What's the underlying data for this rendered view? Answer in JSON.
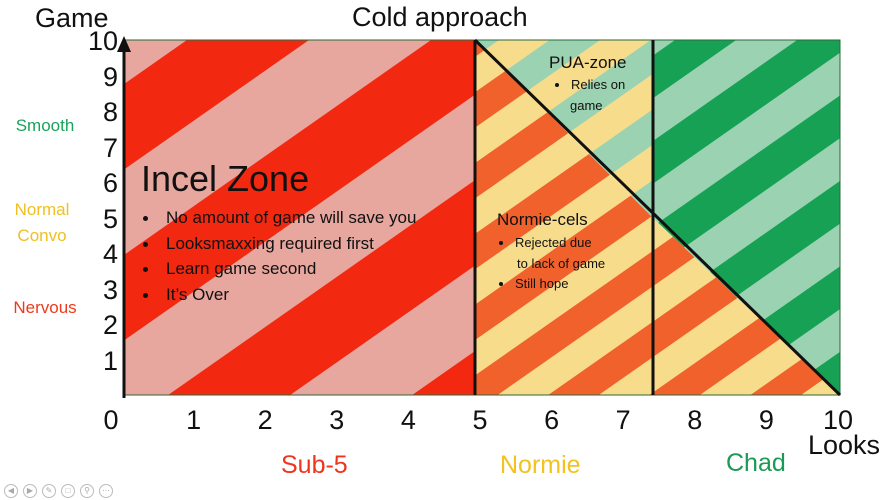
{
  "title": "Cold approach",
  "y_axis": {
    "label": "Game",
    "ticks": [
      "10",
      "9",
      "8",
      "7",
      "6",
      "5",
      "4",
      "3",
      "2",
      "1"
    ]
  },
  "x_axis": {
    "label": "Looks",
    "ticks": [
      "0",
      "1",
      "2",
      "3",
      "4",
      "5",
      "6",
      "7",
      "8",
      "9",
      "10"
    ]
  },
  "game_levels": [
    {
      "label": "Smooth",
      "color": "#1aa35a"
    },
    {
      "label": "Normal\nConvo",
      "color": "#f0c020"
    },
    {
      "label": "Nervous",
      "color": "#ee3a1c"
    }
  ],
  "zones": {
    "incel": {
      "title": "Incel Zone",
      "bullets": [
        "No amount of game will save you",
        "Looksmaxxing required first",
        "Learn game second",
        "It’s Over"
      ],
      "colors": [
        "#f22810",
        "#e7a69e"
      ]
    },
    "normie_cels": {
      "title": "Normie-cels",
      "bullets": [
        "Rejected due",
        "to lack of game",
        "Still hope"
      ],
      "colors": [
        "#f0612c",
        "#f7dc8c"
      ]
    },
    "pua": {
      "title": "PUA-zone",
      "bullets": [
        "Relies on",
        "game"
      ],
      "colors": [
        "#9bd3b2",
        "#f7dc8c"
      ]
    },
    "chad": {
      "colors": [
        "#16a154",
        "#9bd3b2"
      ],
      "lower_colors": [
        "#f0612c",
        "#f7dc8c"
      ]
    }
  },
  "regions": [
    {
      "label": "Sub-5",
      "color": "#f0341c"
    },
    {
      "label": "Normie",
      "color": "#f2c21e"
    },
    {
      "label": "Chad",
      "color": "#1a9a55"
    }
  ],
  "chart_data": {
    "type": "diagram",
    "x_range": [
      0,
      10
    ],
    "y_range": [
      0,
      10
    ],
    "vertical_dividers": [
      5,
      7.5
    ],
    "diagonal": {
      "from": [
        5,
        10
      ],
      "to": [
        10,
        0
      ]
    }
  },
  "toolbar_icons": [
    "arrow-left-icon",
    "arrow-right-icon",
    "pen-icon",
    "copy-icon",
    "zoom-icon",
    "more-icon"
  ]
}
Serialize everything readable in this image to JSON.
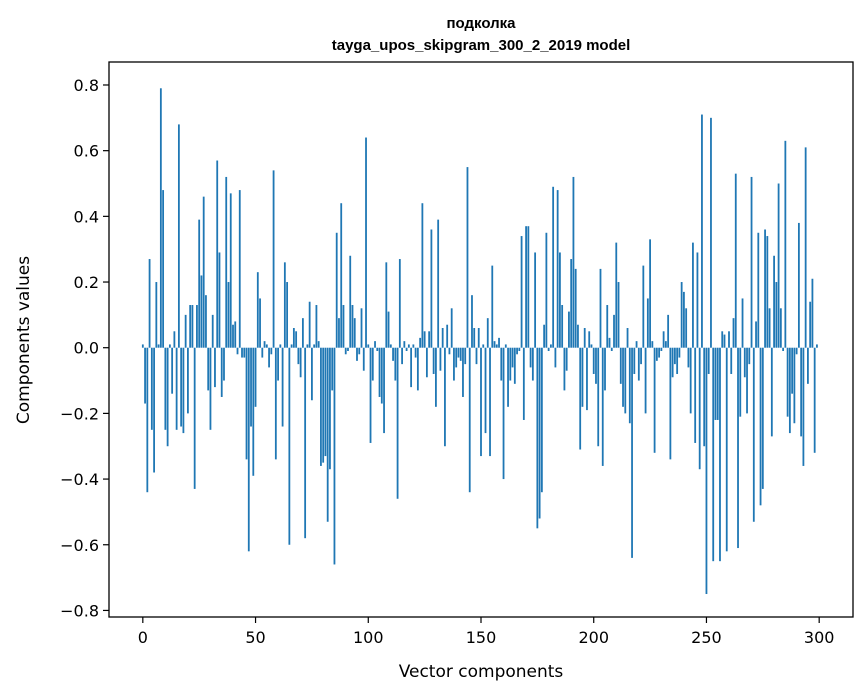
{
  "chart_data": {
    "type": "bar",
    "title_line1": "подколка",
    "title_line2": "tayga_upos_skipgram_300_2_2019 model",
    "xlabel": "Vector components",
    "ylabel": "Components values",
    "xlim": [
      -15,
      315
    ],
    "ylim": [
      -0.82,
      0.87
    ],
    "xticks": [
      0,
      50,
      100,
      150,
      200,
      250,
      300
    ],
    "xtick_labels": [
      "0",
      "50",
      "100",
      "150",
      "200",
      "250",
      "300"
    ],
    "yticks": [
      -0.8,
      -0.6,
      -0.4,
      -0.2,
      0.0,
      0.2,
      0.4,
      0.6,
      0.8
    ],
    "ytick_labels": [
      "−0.8",
      "−0.6",
      "−0.4",
      "−0.2",
      "0.0",
      "0.2",
      "0.4",
      "0.6",
      "0.8"
    ],
    "bar_color": "#1f77b4",
    "x": "0..299 (component index)",
    "values": [
      0.01,
      -0.17,
      -0.44,
      0.27,
      -0.25,
      -0.38,
      0.2,
      0.01,
      0.79,
      0.48,
      -0.25,
      -0.3,
      0.01,
      -0.14,
      0.05,
      -0.25,
      0.68,
      -0.24,
      -0.26,
      0.1,
      -0.2,
      0.13,
      0.13,
      -0.43,
      0.13,
      0.39,
      0.22,
      0.46,
      0.16,
      -0.13,
      -0.25,
      0.1,
      -0.12,
      0.57,
      0.29,
      -0.15,
      -0.1,
      0.52,
      0.2,
      0.47,
      0.07,
      0.08,
      -0.02,
      0.48,
      -0.03,
      -0.03,
      -0.34,
      -0.62,
      -0.24,
      -0.39,
      -0.18,
      0.23,
      0.15,
      -0.03,
      0.02,
      0.01,
      -0.06,
      -0.02,
      0.54,
      -0.34,
      -0.1,
      0.01,
      -0.24,
      0.26,
      0.2,
      -0.6,
      0.01,
      0.06,
      0.05,
      -0.05,
      -0.09,
      0.09,
      -0.58,
      0.01,
      0.14,
      -0.16,
      0.01,
      0.13,
      0.02,
      -0.36,
      -0.35,
      -0.33,
      -0.53,
      -0.37,
      -0.13,
      -0.66,
      0.35,
      0.09,
      0.44,
      0.13,
      -0.02,
      -0.01,
      0.28,
      0.13,
      0.09,
      -0.04,
      -0.02,
      0.12,
      -0.07,
      0.64,
      0.01,
      -0.29,
      -0.1,
      0.02,
      -0.01,
      -0.15,
      -0.17,
      -0.26,
      0.26,
      0.11,
      0.01,
      -0.04,
      -0.1,
      -0.46,
      0.27,
      -0.05,
      0.02,
      -0.01,
      0.01,
      -0.12,
      0.01,
      -0.03,
      -0.13,
      0.03,
      0.44,
      0.05,
      -0.09,
      0.05,
      0.36,
      -0.08,
      -0.18,
      0.39,
      -0.07,
      0.06,
      -0.3,
      0.07,
      -0.02,
      0.12,
      -0.1,
      -0.06,
      -0.03,
      -0.04,
      -0.15,
      -0.05,
      0.55,
      -0.44,
      0.16,
      0.06,
      -0.05,
      0.06,
      -0.33,
      0.01,
      -0.26,
      0.09,
      -0.33,
      0.25,
      0.02,
      0.01,
      0.03,
      -0.1,
      -0.4,
      0.01,
      -0.18,
      -0.1,
      -0.06,
      -0.11,
      -0.02,
      -0.01,
      0.34,
      -0.22,
      0.37,
      0.37,
      -0.06,
      -0.1,
      0.29,
      -0.55,
      -0.52,
      -0.44,
      0.07,
      0.35,
      -0.01,
      0.01,
      0.49,
      -0.06,
      0.48,
      0.29,
      0.13,
      -0.13,
      -0.07,
      0.11,
      0.27,
      0.52,
      0.24,
      0.07,
      -0.31,
      -0.18,
      0.06,
      -0.19,
      0.05,
      0.01,
      -0.08,
      -0.11,
      -0.3,
      0.24,
      -0.36,
      -0.13,
      0.13,
      0.03,
      -0.01,
      0.1,
      0.32,
      0.2,
      -0.11,
      -0.18,
      -0.2,
      0.06,
      -0.23,
      -0.64,
      -0.08,
      0.02,
      -0.1,
      -0.05,
      0.25,
      -0.2,
      0.15,
      0.33,
      0.02,
      -0.32,
      -0.04,
      -0.03,
      -0.01,
      0.05,
      0.02,
      0.1,
      -0.34,
      -0.09,
      -0.05,
      -0.08,
      -0.03,
      0.2,
      0.17,
      0.12,
      -0.06,
      -0.2,
      0.32,
      -0.29,
      0.29,
      -0.37,
      0.71,
      -0.3,
      -0.75,
      -0.08,
      0.7,
      -0.65,
      -0.22,
      -0.22,
      -0.65,
      0.05,
      0.04,
      -0.62,
      0.05,
      -0.08,
      0.09,
      0.53,
      -0.61,
      -0.21,
      0.15,
      -0.09,
      -0.2,
      -0.05,
      0.52,
      -0.53,
      0.08,
      0.35,
      -0.48,
      -0.43,
      0.36,
      0.34,
      0.12,
      -0.27,
      0.28,
      0.2,
      0.5,
      0.12,
      -0.01,
      0.63,
      -0.21,
      -0.26,
      -0.14,
      -0.23,
      -0.02,
      0.38,
      -0.27,
      -0.36,
      0.61,
      -0.11,
      0.14,
      0.21,
      -0.32,
      0.01
    ]
  }
}
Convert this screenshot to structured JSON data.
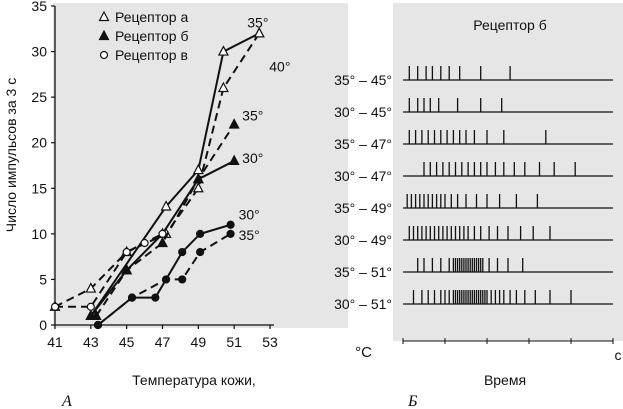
==*==
PROBLEM DETAILS: Every record above should be transcribed exactly; the pictures stay out of the copy.

OUTPUT:
What's the underlying data for this rendered view? Answer in JSON.
{
  "title": "Cold approach",
  "y_axis": {
    "label": "Game",
    "ticks": [
      "10",
      "9",
      "8",
      "7",
      "6",
      "5",
      "4",
      "3",
      "2",
      "1"
    ]
  },
  "x_axis": {
    "label": "Looks",
    "ticks": [
      "0",
      "1",
      "2",
      "3",
      "4",
      "5",
      "6",
      "7",
      "8",
      "9",
      "10"
    ]
  },
  "game_levels": [
    {
      "label": "Smooth",
      "color": "#1aa35a"
    },
    {
      "label": "Normal\nConvo",
      "color": "#f0c020"
    },
    {
      "label": "Nervous",
      "color": "#ee3a1c"
    }
  ],
  "zones": {
    "incel": {
      "title": "Incel Zone",
      "bullets": [
        "No amount of game will save you",
        "Looksmaxxing required first",
        "Learn game second",
        "It’s Over"
      ],
      "colors": [
        "#f22810",
        "#e7a69e"
      ]
    },
    "normie_cels": {
      "title": "Normie-cels",
      "bullets": [
        "Rejected due",
        "to lack of game",
        "Still hope"
      ],
      "colors": [
        "#f0612c",
        "#f7dc8c"
      ]
    },
    "pua": {
      "title": "PUA-zone",
      "bullets": [
        "Relies on",
        "game"
      ],
      "colors": [
        "#9bd3b2",
        "#f7dc8c"
      ]
    },
    "chad": {
      "colors": [
        "#16a154",
        "#9bd3b2"
      ],
      "lower_colors": [
        "#f0612c",
        "#f7dc8c"
      ]
    }
  },
  "regions": [
    {
      "label": "Sub-5",
      "color": "#f0341c"
    },
    {
      "label": "Normie",
      "color": "#f2c21e"
    },
    {
      "label": "Chad",
      "color": "#1a9a55"
    }
  ],
  "chart_data": {
    "type": "diagram",
    "x_range": [
      0,
      10
    ],
    "y_range": [
      0,
      10
    ],
    "vertical_dividers": [
      5,
      7.5
    ],
    "diagonal": {
      "from": [
        5,
        10
      ],
      "to": [
        10,
        0
      ]
    }
  },
  "toolbar_icons": [
    "arrow-left-icon",
    "arrow-right-icon",
    "pen-icon",
    "copy-icon",
    "zoom-icon",
    "more-icon"
  ]
}
Serialize everything readable in this image to JSON.
{
  "chart_data": {
    "type": "bar",
    "title_line1": "подколка",
    "title_line2": "tayga_upos_skipgram_300_2_2019 model",
    "xlabel": "Vector components",
    "ylabel": "Components values",
    "xlim": [
      -15,
      315
    ],
    "ylim": [
      -0.82,
      0.87
    ],
    "xticks": [
      0,
      50,
      100,
      150,
      200,
      250,
      300
    ],
    "xtick_labels": [
      "0",
      "50",
      "100",
      "150",
      "200",
      "250",
      "300"
    ],
    "yticks": [
      -0.8,
      -0.6,
      -0.4,
      -0.2,
      0.0,
      0.2,
      0.4,
      0.6,
      0.8
    ],
    "ytick_labels": [
      "−0.8",
      "−0.6",
      "−0.4",
      "−0.2",
      "0.0",
      "0.2",
      "0.4",
      "0.6",
      "0.8"
    ],
    "bar_color": "#1f77b4",
    "x": "0..299 (component index)",
    "values": [
      0.01,
      -0.17,
      -0.44,
      0.27,
      -0.25,
      -0.38,
      0.2,
      0.01,
      0.79,
      0.48,
      -0.25,
      -0.3,
      0.01,
      -0.14,
      0.05,
      -0.25,
      0.68,
      -0.24,
      -0.26,
      0.1,
      -0.2,
      0.13,
      0.13,
      -0.43,
      0.13,
      0.39,
      0.22,
      0.46,
      0.16,
      -0.13,
      -0.25,
      0.1,
      -0.12,
      0.57,
      0.29,
      -0.15,
      -0.1,
      0.52,
      0.2,
      0.47,
      0.07,
      0.08,
      -0.02,
      0.48,
      -0.03,
      -0.03,
      -0.34,
      -0.62,
      -0.24,
      -0.39,
      -0.18,
      0.23,
      0.15,
      -0.03,
      0.02,
      0.01,
      -0.06,
      -0.02,
      0.54,
      -0.34,
      -0.1,
      0.01,
      -0.24,
      0.26,
      0.2,
      -0.6,
      0.01,
      0.06,
      0.05,
      -0.05,
      -0.09,
      0.09,
      -0.58,
      0.01,
      0.14,
      -0.16,
      0.01,
      0.13,
      0.02,
      -0.36,
      -0.35,
      -0.33,
      -0.53,
      -0.37,
      -0.13,
      -0.66,
      0.35,
      0.09,
      0.44,
      0.13,
      -0.02,
      -0.01,
      0.28,
      0.13,
      0.09,
      -0.04,
      -0.02,
      0.12,
      -0.07,
      0.64,
      0.01,
      -0.29,
      -0.1,
      0.02,
      -0.01,
      -0.15,
      -0.17,
      -0.26,
      0.26,
      0.11,
      0.01,
      -0.04,
      -0.1,
      -0.46,
      0.27,
      -0.05,
      0.02,
      -0.01,
      0.01,
      -0.12,
      0.01,
      -0.03,
      -0.13,
      0.03,
      0.44,
      0.05,
      -0.09,
      0.05,
      0.36,
      -0.08,
      -0.18,
      0.39,
      -0.07,
      0.06,
      -0.3,
      0.07,
      -0.02,
      0.12,
      -0.1,
      -0.06,
      -0.03,
      -0.04,
      -0.15,
      -0.05,
      0.55,
      -0.44,
      0.16,
      0.06,
      -0.05,
      0.06,
      -0.33,
      0.01,
      -0.26,
      0.09,
      -0.33,
      0.25,
      0.02,
      0.01,
      0.03,
      -0.1,
      -0.4,
      0.01,
      -0.18,
      -0.1,
      -0.06,
      -0.11,
      -0.02,
      -0.01,
      0.34,
      -0.22,
      0.37,
      0.37,
      -0.06,
      -0.1,
      0.29,
      -0.55,
      -0.52,
      -0.44,
      0.07,
      0.35,
      -0.01,
      0.01,
      0.49,
      -0.06,
      0.48,
      0.29,
      0.13,
      -0.13,
      -0.07,
      0.11,
      0.27,
      0.52,
      0.24,
      0.07,
      -0.31,
      -0.18,
      0.06,
      -0.19,
      0.05,
      0.01,
      -0.08,
      -0.11,
      -0.3,
      0.24,
      -0.36,
      -0.13,
      0.13,
      0.03,
      -0.01,
      0.1,
      0.32,
      0.2,
      -0.11,
      -0.18,
      -0.2,
      0.06,
      -0.23,
      -0.64,
      -0.08,
      0.02,
      -0.1,
      -0.05,
      0.25,
      -0.2,
      0.15,
      0.33,
      0.02,
      -0.32,
      -0.04,
      -0.03,
      -0.01,
      0.05,
      0.02,
      0.1,
      -0.34,
      -0.09,
      -0.05,
      -0.08,
      -0.03,
      0.2,
      0.17,
      0.12,
      -0.06,
      -0.2,
      0.32,
      -0.29,
      0.29,
      -0.37,
      0.71,
      -0.3,
      -0.75,
      -0.08,
      0.7,
      -0.65,
      -0.22,
      -0.22,
      -0.65,
      0.05,
      0.04,
      -0.62,
      0.05,
      -0.08,
      0.09,
      0.53,
      -0.61,
      -0.21,
      0.15,
      -0.09,
      -0.2,
      -0.05,
      0.52,
      -0.53,
      0.08,
      0.35,
      -0.48,
      -0.43,
      0.36,
      0.34,
      0.12,
      -0.27,
      0.28,
      0.2,
      0.5,
      0.12,
      -0.01,
      0.63,
      -0.21,
      -0.26,
      -0.14,
      -0.23,
      -0.02,
      0.38,
      -0.27,
      -0.36,
      0.61,
      -0.11,
      0.14,
      0.21,
      -0.32,
      0.01
    ]
  }
}
Convert this screenshot to structured JSON data.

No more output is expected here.